**WRITTEN TASK**
The data below must be copied in full and without any change.

┌──

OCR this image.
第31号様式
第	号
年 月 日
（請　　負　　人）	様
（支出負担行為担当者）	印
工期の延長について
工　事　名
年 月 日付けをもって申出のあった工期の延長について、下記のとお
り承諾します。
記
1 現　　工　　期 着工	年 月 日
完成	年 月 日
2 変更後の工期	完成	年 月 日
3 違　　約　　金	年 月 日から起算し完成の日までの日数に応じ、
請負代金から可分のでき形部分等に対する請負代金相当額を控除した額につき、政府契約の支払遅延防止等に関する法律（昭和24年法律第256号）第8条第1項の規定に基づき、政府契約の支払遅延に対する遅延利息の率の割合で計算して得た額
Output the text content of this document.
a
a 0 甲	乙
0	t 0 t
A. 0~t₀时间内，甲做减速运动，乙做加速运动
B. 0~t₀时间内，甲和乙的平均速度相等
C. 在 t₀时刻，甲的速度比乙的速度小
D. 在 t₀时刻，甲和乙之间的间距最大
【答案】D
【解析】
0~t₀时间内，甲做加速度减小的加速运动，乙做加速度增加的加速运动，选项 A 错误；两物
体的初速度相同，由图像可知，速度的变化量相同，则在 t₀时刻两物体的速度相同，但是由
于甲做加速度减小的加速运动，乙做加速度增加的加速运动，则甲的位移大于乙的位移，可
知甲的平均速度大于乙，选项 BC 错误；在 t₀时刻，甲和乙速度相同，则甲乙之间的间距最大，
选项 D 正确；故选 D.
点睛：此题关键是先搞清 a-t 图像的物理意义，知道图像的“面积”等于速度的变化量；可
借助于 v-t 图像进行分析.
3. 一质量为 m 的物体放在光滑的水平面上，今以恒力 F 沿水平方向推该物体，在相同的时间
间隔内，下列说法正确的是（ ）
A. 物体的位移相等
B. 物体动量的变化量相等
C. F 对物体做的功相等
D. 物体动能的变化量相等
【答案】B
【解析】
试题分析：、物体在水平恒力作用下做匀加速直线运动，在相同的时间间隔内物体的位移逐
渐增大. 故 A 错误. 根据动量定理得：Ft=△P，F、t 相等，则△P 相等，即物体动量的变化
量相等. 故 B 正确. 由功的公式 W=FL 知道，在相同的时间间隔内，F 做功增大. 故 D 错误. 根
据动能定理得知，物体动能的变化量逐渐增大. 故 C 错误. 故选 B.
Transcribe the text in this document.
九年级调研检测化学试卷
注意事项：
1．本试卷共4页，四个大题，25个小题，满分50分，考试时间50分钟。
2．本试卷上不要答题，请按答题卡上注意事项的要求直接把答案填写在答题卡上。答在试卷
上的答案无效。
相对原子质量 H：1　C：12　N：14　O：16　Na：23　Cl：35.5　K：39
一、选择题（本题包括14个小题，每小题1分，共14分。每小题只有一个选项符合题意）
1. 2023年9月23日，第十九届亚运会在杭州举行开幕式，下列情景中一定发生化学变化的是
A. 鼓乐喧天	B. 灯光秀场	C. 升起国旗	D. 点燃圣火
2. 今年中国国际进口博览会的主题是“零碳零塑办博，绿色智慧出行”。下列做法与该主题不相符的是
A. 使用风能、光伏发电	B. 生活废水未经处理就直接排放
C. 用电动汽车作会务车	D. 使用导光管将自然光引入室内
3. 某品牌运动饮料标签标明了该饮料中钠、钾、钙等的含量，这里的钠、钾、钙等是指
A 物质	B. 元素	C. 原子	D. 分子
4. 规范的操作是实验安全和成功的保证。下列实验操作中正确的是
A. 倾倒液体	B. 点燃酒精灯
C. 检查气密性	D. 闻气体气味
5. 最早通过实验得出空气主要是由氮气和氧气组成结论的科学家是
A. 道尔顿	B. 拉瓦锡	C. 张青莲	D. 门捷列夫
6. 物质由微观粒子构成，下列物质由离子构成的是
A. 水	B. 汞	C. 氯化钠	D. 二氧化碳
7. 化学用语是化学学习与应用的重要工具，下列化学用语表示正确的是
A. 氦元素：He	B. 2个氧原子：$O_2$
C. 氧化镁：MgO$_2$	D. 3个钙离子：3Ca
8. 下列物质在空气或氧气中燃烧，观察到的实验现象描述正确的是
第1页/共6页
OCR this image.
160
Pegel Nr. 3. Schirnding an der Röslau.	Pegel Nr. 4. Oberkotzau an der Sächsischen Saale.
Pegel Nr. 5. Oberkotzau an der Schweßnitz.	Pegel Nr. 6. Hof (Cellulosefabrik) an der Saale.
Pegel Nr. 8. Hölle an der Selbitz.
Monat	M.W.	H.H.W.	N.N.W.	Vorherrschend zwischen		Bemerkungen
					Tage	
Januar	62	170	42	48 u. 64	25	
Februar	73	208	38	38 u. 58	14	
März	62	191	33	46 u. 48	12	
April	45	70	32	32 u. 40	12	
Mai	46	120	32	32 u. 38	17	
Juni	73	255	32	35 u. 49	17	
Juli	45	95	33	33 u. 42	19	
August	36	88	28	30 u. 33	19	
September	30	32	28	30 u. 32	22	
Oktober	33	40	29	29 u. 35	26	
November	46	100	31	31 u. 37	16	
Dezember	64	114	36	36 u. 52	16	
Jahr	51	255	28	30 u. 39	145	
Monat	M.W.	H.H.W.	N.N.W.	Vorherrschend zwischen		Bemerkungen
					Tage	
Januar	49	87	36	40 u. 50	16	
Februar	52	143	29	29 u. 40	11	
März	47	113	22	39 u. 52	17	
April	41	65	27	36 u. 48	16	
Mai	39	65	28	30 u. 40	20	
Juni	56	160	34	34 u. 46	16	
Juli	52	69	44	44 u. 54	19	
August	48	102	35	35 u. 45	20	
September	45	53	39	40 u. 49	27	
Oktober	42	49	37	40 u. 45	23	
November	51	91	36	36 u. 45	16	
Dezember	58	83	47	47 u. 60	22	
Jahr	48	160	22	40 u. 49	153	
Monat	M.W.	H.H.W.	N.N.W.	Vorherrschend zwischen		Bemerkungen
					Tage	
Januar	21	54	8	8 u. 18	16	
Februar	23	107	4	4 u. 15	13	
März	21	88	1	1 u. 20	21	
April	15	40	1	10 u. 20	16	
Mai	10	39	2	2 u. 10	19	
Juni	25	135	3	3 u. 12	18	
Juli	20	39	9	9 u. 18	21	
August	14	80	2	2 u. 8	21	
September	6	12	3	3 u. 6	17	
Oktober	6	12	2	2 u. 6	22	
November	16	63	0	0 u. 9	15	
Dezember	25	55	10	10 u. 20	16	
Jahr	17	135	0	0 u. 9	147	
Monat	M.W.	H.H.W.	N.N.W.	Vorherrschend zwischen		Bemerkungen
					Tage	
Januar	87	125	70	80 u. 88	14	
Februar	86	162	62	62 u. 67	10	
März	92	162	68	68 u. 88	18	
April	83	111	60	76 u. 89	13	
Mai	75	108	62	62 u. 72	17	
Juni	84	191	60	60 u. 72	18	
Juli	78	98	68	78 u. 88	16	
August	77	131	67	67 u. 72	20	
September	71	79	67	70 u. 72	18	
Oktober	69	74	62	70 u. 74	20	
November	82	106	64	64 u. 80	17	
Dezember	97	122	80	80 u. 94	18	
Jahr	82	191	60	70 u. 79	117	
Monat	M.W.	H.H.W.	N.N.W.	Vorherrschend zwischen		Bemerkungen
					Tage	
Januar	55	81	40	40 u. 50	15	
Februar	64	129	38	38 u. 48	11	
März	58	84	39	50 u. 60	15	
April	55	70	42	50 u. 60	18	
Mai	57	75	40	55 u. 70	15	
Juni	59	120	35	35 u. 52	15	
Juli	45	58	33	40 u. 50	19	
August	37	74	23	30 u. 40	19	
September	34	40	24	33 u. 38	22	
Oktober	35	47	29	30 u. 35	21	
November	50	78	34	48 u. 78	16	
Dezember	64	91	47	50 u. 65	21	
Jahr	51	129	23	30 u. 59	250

└──

**SOLUTION**
OCR this image.
第31号様式
第	号
年 月 日
（請　　負　　人）	様
（支出負担行為担当者）	印
工期の延長について
工　事　名
年 月 日付けをもって申出のあった工期の延長について、下記のとお
り承諾します。
記
1 現　　工　　期 着工	年 月 日
完成	年 月 日
2 変更後の工期	完成	年 月 日
3 違　　約　　金	年 月 日から起算し完成の日までの日数に応じ、
請負代金から可分のでき形部分等に対する請負代金相当額を控除した額につき、政府契約の支払遅延防止等に関する法律（昭和24年法律第256号）第8条第1項の規定に基づき、政府契約の支払遅延に対する遅延利息の率の割合で計算して得た額
Output the text content of this document.
a
a 0 甲	乙
0	t 0 t
A. 0~t₀时间内，甲做减速运动，乙做加速运动
B. 0~t₀时间内，甲和乙的平均速度相等
C. 在 t₀时刻，甲的速度比乙的速度小
D. 在 t₀时刻，甲和乙之间的间距最大
【答案】D
【解析】
0~t₀时间内，甲做加速度减小的加速运动，乙做加速度增加的加速运动，选项 A 错误；两物
体的初速度相同，由图像可知，速度的变化量相同，则在 t₀时刻两物体的速度相同，但是由
于甲做加速度减小的加速运动，乙做加速度增加的加速运动，则甲的位移大于乙的位移，可
知甲的平均速度大于乙，选项 BC 错误；在 t₀时刻，甲和乙速度相同，则甲乙之间的间距最大，
选项 D 正确；故选 D.
点睛：此题关键是先搞清 a-t 图像的物理意义，知道图像的“面积”等于速度的变化量；可
借助于 v-t 图像进行分析.
3. 一质量为 m 的物体放在光滑的水平面上，今以恒力 F 沿水平方向推该物体，在相同的时间
间隔内，下列说法正确的是（ ）
A. 物体的位移相等
B. 物体动量的变化量相等
C. F 对物体做的功相等
D. 物体动能的变化量相等
【答案】B
【解析】
试题分析：、物体在水平恒力作用下做匀加速直线运动，在相同的时间间隔内物体的位移逐
渐增大. 故 A 错误. 根据动量定理得：Ft=△P，F、t 相等，则△P 相等，即物体动量的变化
量相等. 故 B 正确. 由功的公式 W=FL 知道，在相同的时间间隔内，F 做功增大. 故 D 错误. 根
据动能定理得知，物体动能的变化量逐渐增大. 故 C 错误. 故选 B.
Transcribe the text in this document.
九年级调研检测化学试卷
注意事项：
1．本试卷共4页，四个大题，25个小题，满分50分，考试时间50分钟。
2．本试卷上不要答题，请按答题卡上注意事项的要求直接把答案填写在答题卡上。答在试卷
上的答案无效。
相对原子质量 H：1　C：12　N：14　O：16　Na：23　Cl：35.5　K：39
一、选择题（本题包括14个小题，每小题1分，共14分。每小题只有一个选项符合题意）
1. 2023年9月23日，第十九届亚运会在杭州举行开幕式，下列情景中一定发生化学变化的是
A. 鼓乐喧天	B. 灯光秀场	C. 升起国旗	D. 点燃圣火
2. 今年中国国际进口博览会的主题是“零碳零塑办博，绿色智慧出行”。下列做法与该主题不相符的是
A. 使用风能、光伏发电	B. 生活废水未经处理就直接排放
C. 用电动汽车作会务车	D. 使用导光管将自然光引入室内
3. 某品牌运动饮料标签标明了该饮料中钠、钾、钙等的含量，这里的钠、钾、钙等是指
A 物质	B. 元素	C. 原子	D. 分子
4. 规范的操作是实验安全和成功的保证。下列实验操作中正确的是
A. 倾倒液体	B. 点燃酒精灯
C. 检查气密性	D. 闻气体气味
5. 最早通过实验得出空气主要是由氮气和氧气组成结论的科学家是
A. 道尔顿	B. 拉瓦锡	C. 张青莲	D. 门捷列夫
6. 物质由微观粒子构成，下列物质由离子构成的是
A. 水	B. 汞	C. 氯化钠	D. 二氧化碳
7. 化学用语是化学学习与应用的重要工具，下列化学用语表示正确的是
A. 氦元素：He	B. 2个氧原子：$O_2$
C. 氧化镁：MgO$_2$	D. 3个钙离子：3Ca
8. 下列物质在空气或氧气中燃烧，观察到的实验现象描述正确的是
第1页/共6页
OCR this image.
160
Pegel Nr. 3. Schirnding an der Röslau.	Pegel Nr. 4. Oberkotzau an der Sächsischen Saale.
Pegel Nr. 5. Oberkotzau an der Schweßnitz.	Pegel Nr. 6. Hof (Cellulosefabrik) an der Saale.
Pegel Nr. 8. Hölle an der Selbitz.
Monat	M.W.	H.H.W.	N.N.W.	Vorherrschend zwischen		Bemerkungen
					Tage	
Januar	62	170	42	48 u. 64	25	
Februar	73	208	38	38 u. 58	14	
März	62	191	33	46 u. 48	12	
April	45	70	32	32 u. 40	12	
Mai	46	120	32	32 u. 38	17	
Juni	73	255	32	35 u. 49	17	
Juli	45	95	33	33 u. 42	19	
August	36	88	28	30 u. 33	19	
September	30	32	28	30 u. 32	22	
Oktober	33	40	29	29 u. 35	26	
November	46	100	31	31 u. 37	16	
Dezember	64	114	36	36 u. 52	16	
Jahr	51	255	28	30 u. 39	145	
Monat	M.W.	H.H.W.	N.N.W.	Vorherrschend zwischen		Bemerkungen
					Tage	
Januar	49	87	36	40 u. 50	16	
Februar	52	143	29	29 u. 40	11	
März	47	113	22	39 u. 52	17	
April	41	65	27	36 u. 48	16	
Mai	39	65	28	30 u. 40	20	
Juni	56	160	34	34 u. 46	16	
Juli	52	69	44	44 u. 54	19	
August	48	102	35	35 u. 45	20	
September	45	53	39	40 u. 49	27	
Oktober	42	49	37	40 u. 45	23	
November	51	91	36	36 u. 45	16	
Dezember	58	83	47	47 u. 60	22	
Jahr	48	160	22	40 u. 49	153	
Monat	M.W.	H.H.W.	N.N.W.	Vorherrschend zwischen		Bemerkungen
					Tage	
Januar	21	54	8	8 u. 18	16	
Februar	23	107	4	4 u. 15	13	
März	21	88	1	1 u. 20	21	
April	15	40	1	10 u. 20	16	
Mai	10	39	2	2 u. 10	19	
Juni	25	135	3	3 u. 12	18	
Juli	20	39	9	9 u. 18	21	
August	14	80	2	2 u. 8	21	
September	6	12	3	3 u. 6	17	
Oktober	6	12	2	2 u. 6	22	
November	16	63	0	0 u. 9	15	
Dezember	25	55	10	10 u. 20	16	
Jahr	17	135	0	0 u. 9	147	
Monat	M.W.	H.H.W.	N.N.W.	Vorherrschend zwischen		Bemerkungen
					Tage	
Januar	87	125	70	80 u. 88	14	
Februar	86	162	62	62 u. 67	10	
März	92	162	68	68 u. 88	18	
April	83	111	60	76 u. 89	13	
Mai	75	108	62	62 u. 72	17	
Juni	84	191	60	60 u. 72	18	
Juli	78	98	68	78 u. 88	16	
August	77	131	67	67 u. 72	20	
September	71	79	67	70 u. 72	18	
Oktober	69	74	62	70 u. 74	20	
November	82	106	64	64 u. 80	17	
Dezember	97	122	80	80 u. 94	18	
Jahr	82	191	60	70 u. 79	117	
Monat	M.W.	H.H.W.	N.N.W.	Vorherrschend zwischen		Bemerkungen
					Tage	
Januar	55	81	40	40 u. 50	15	
Februar	64	129	38	38 u. 48	11	
März	58	84	39	50 u. 60	15	
April	55	70	42	50 u. 60	18	
Mai	57	75	40	55 u. 70	15	
Juni	59	120	35	35 u. 52	15	
Juli	45	58	33	40 u. 50	19	
August	37	74	23	30 u. 40	19	
September	34	40	24	33 u. 38	22	
Oktober	35	47	29	30 u. 35	21	
November	50	78	34	48 u. 78	16	
Dezember	64	91	47	50 u. 65	21	
Jahr	51	129	23	30 u. 59	250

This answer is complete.